* _Direction_:
Filter the lines below, copying only those with the string "value".

* _Record set_:
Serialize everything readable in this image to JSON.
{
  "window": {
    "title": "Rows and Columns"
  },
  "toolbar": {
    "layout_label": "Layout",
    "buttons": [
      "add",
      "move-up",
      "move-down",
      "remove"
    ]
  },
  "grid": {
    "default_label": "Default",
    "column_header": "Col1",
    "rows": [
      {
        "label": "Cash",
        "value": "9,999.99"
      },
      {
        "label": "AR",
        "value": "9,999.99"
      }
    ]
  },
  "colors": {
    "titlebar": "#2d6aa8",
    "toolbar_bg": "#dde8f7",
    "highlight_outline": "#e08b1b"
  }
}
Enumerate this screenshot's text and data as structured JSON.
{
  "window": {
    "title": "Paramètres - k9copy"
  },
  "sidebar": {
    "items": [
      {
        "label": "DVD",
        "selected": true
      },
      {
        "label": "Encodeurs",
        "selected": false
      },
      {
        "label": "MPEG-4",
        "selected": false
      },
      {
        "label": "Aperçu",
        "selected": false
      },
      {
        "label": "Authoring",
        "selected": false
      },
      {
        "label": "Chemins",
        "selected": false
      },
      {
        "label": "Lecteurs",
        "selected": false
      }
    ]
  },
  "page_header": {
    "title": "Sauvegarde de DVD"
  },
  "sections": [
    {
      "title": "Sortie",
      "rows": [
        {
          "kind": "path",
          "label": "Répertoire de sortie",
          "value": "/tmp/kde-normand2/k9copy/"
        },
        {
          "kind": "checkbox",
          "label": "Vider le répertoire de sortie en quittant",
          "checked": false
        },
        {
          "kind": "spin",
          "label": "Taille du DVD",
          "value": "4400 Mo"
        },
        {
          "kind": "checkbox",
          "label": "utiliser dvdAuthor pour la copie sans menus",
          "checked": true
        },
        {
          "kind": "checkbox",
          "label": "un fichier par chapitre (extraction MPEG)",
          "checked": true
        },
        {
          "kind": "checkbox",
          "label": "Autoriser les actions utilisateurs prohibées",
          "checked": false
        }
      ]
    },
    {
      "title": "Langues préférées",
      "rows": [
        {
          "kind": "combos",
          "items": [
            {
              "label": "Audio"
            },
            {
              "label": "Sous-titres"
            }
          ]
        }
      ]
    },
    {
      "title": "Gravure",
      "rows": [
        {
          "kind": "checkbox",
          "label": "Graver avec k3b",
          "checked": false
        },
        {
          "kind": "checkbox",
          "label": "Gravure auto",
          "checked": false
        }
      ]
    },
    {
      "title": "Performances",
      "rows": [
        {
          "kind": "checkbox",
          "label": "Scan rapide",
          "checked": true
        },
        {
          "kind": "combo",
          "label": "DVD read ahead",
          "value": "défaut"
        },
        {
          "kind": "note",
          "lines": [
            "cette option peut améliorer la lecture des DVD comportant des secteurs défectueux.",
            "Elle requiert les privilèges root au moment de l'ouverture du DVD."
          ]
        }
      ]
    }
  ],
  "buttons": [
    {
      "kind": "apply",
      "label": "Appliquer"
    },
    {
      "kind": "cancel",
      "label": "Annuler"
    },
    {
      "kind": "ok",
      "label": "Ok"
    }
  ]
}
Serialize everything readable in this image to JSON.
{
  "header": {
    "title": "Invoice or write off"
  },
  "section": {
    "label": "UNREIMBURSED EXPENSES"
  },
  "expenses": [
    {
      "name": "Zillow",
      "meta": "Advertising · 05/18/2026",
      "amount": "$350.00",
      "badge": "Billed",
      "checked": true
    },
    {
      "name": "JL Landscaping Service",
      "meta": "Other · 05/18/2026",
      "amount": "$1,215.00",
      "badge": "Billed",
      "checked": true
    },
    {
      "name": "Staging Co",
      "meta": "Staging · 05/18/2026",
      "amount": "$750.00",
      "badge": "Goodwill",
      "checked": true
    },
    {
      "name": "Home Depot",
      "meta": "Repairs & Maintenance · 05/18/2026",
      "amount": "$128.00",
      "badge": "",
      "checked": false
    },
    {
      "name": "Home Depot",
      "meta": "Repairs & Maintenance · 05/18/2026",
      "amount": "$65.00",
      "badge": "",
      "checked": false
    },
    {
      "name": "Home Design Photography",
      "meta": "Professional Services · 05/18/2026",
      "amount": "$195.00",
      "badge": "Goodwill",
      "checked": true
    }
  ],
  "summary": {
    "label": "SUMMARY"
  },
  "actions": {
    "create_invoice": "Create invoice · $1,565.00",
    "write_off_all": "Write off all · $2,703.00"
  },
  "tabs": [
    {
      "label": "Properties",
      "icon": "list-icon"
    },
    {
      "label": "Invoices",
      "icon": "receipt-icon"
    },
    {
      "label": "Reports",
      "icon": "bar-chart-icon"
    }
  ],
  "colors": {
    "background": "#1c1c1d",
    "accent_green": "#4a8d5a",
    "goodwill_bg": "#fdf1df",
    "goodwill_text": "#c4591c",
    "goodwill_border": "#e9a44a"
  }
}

* _Response for this exercise_:
        "value": "9,999.99"
        "value": "9,999.99"
          "value": "/tmp/kde-normand2/k9copy/"
          "value": "4400 Mo"
          "value": "défaut"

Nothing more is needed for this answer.